◆ **Problem description**
Go through the listing and pick out each line with the word "more" in it.

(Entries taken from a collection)

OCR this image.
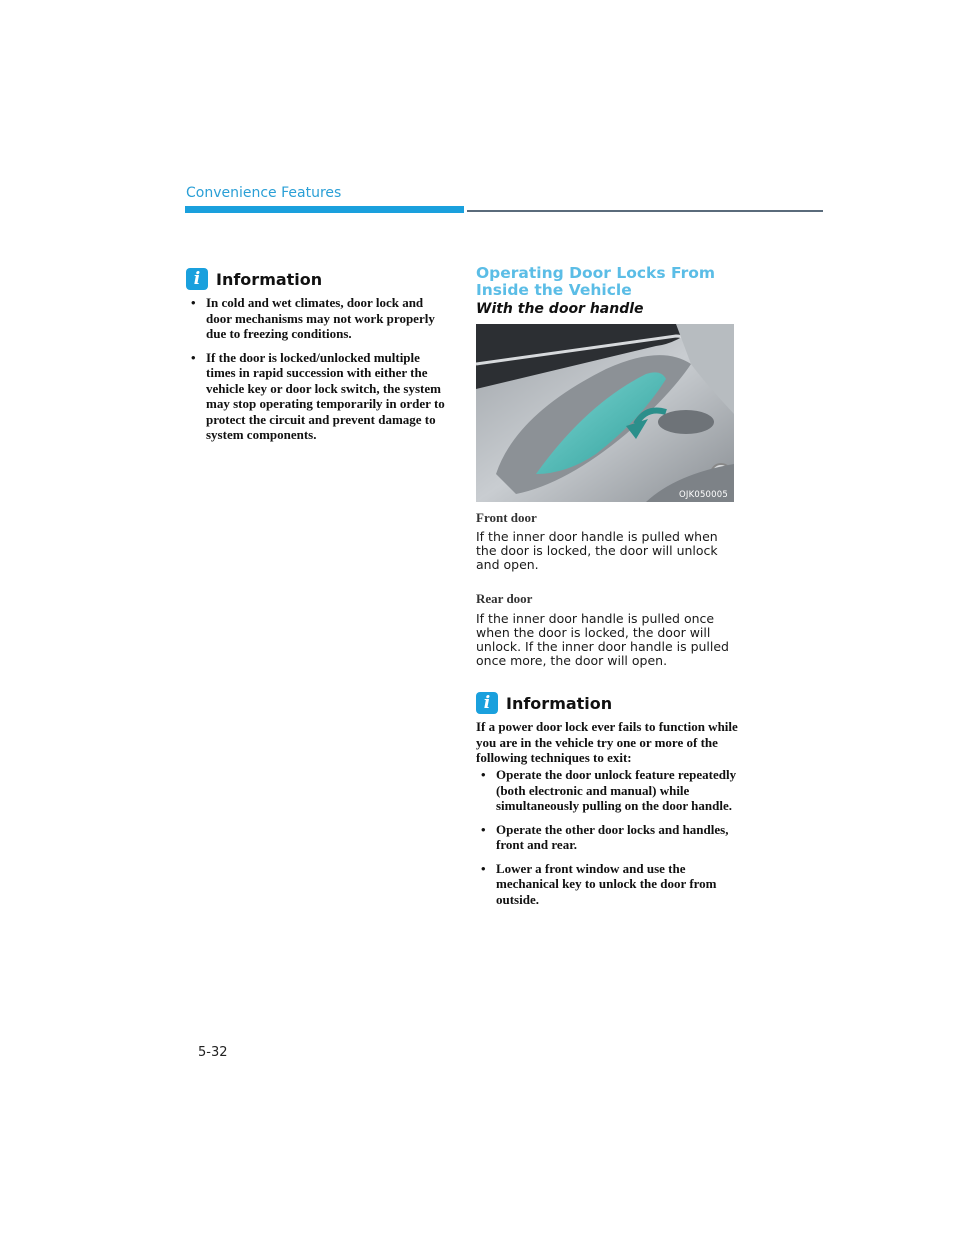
Convenience Features
i Information
• In cold and wet climates, door lock and door mechanisms may not work properly due to freezing conditions.
• If the door is locked/unlocked multiple times in rapid succession with either the vehicle key or door lock switch, the system may stop operating temporarily in order to protect the circuit and prevent damage to system components.
Operating Door Locks From Inside the Vehicle
With the door handle
OJK050005
Front door
If the inner door handle is pulled when the door is locked, the door will unlock and open.
Rear door
If the inner door handle is pulled once when the door is locked, the door will unlock. If the inner door handle is pulled once more, the door will open.
i Information
If a power door lock ever fails to function while you are in the vehicle try one or more of the following techniques to exit:
• Operate the door unlock feature repeatedly (both electronic and manual) while simultaneously pulling on the door handle.
• Operate the other door locks and handles, front and rear.
• Lower a front window and use the mechanical key to unlock the door from outside.
5-32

◆ **Expected answer**
If the inner door handle is pulled once when the door is locked, the door will unlock. If the inner door handle is pulled once more, the door will open.
If a power door lock ever fails to function while you are in the vehicle try one or more of the following techniques to exit:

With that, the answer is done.